» **TASK**
Work out how many lines in the data hold the word "this", and reply with that number only.

══ DATASET ENTRIES

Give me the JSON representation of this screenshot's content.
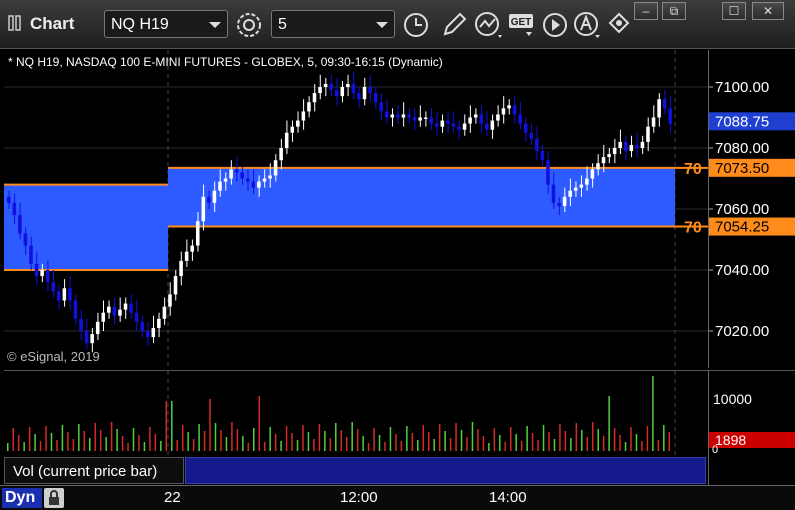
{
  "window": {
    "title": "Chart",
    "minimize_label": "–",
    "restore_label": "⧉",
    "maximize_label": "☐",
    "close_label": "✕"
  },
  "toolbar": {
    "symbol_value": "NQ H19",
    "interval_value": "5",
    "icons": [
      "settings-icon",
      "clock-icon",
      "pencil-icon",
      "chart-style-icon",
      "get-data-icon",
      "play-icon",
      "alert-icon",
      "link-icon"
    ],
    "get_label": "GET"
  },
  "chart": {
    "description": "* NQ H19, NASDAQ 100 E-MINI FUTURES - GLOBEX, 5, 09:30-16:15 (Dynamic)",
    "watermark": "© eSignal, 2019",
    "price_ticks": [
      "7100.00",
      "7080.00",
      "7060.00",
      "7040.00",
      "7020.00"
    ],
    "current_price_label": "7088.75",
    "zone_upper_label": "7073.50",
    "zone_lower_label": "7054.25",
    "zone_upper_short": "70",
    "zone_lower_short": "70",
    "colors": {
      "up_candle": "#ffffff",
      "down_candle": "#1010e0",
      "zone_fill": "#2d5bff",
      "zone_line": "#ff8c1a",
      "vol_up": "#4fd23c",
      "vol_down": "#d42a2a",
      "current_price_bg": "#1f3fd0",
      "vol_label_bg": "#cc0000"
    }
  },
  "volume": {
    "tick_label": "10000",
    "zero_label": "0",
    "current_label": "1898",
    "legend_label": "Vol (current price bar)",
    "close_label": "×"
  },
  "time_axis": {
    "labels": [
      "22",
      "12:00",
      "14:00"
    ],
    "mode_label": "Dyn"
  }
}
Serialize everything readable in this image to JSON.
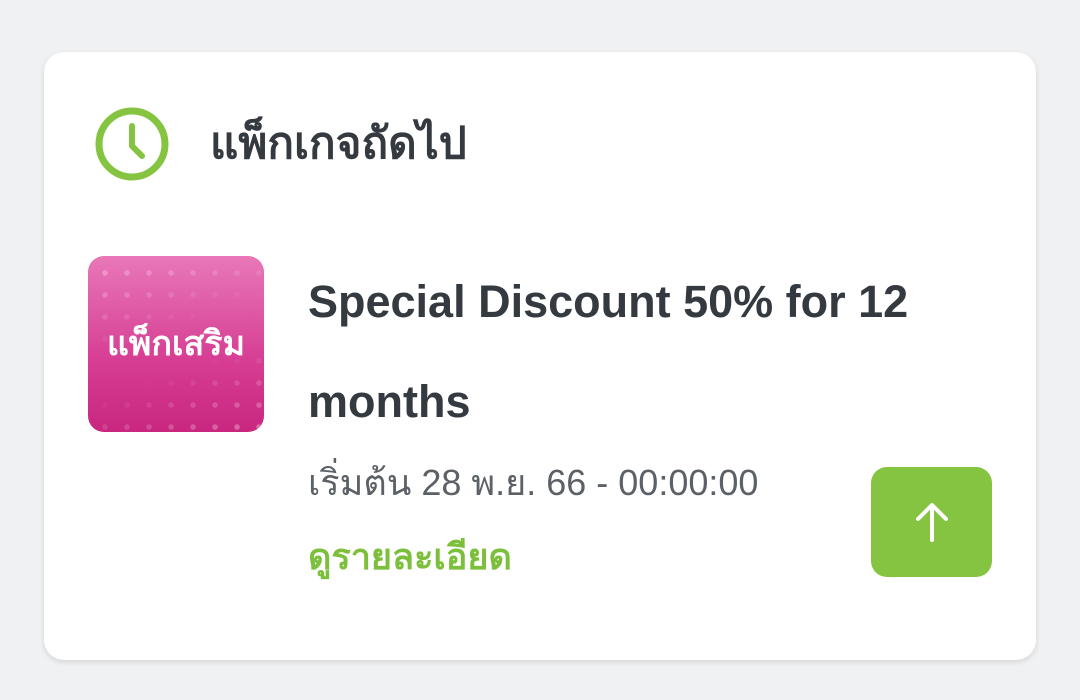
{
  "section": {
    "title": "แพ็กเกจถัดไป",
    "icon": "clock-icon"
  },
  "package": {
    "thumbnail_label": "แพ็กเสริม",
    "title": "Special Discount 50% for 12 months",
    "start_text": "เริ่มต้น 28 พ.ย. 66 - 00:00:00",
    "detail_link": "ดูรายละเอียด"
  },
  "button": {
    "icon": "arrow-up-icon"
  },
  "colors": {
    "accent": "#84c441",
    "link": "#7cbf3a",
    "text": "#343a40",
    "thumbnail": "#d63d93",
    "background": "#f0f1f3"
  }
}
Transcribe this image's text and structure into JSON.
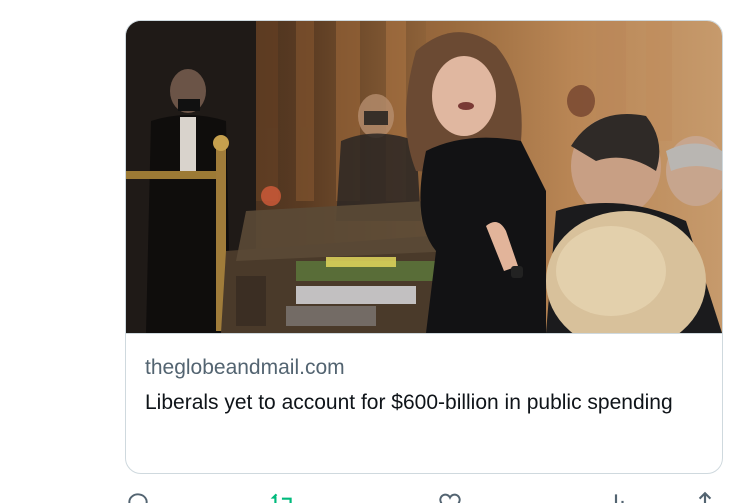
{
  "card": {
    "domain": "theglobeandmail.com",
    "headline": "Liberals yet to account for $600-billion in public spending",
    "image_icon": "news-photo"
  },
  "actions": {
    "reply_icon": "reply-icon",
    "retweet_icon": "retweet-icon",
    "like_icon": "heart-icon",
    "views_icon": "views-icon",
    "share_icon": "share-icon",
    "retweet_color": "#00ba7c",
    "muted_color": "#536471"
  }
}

════

» **WRITTEN SOLUTION**
3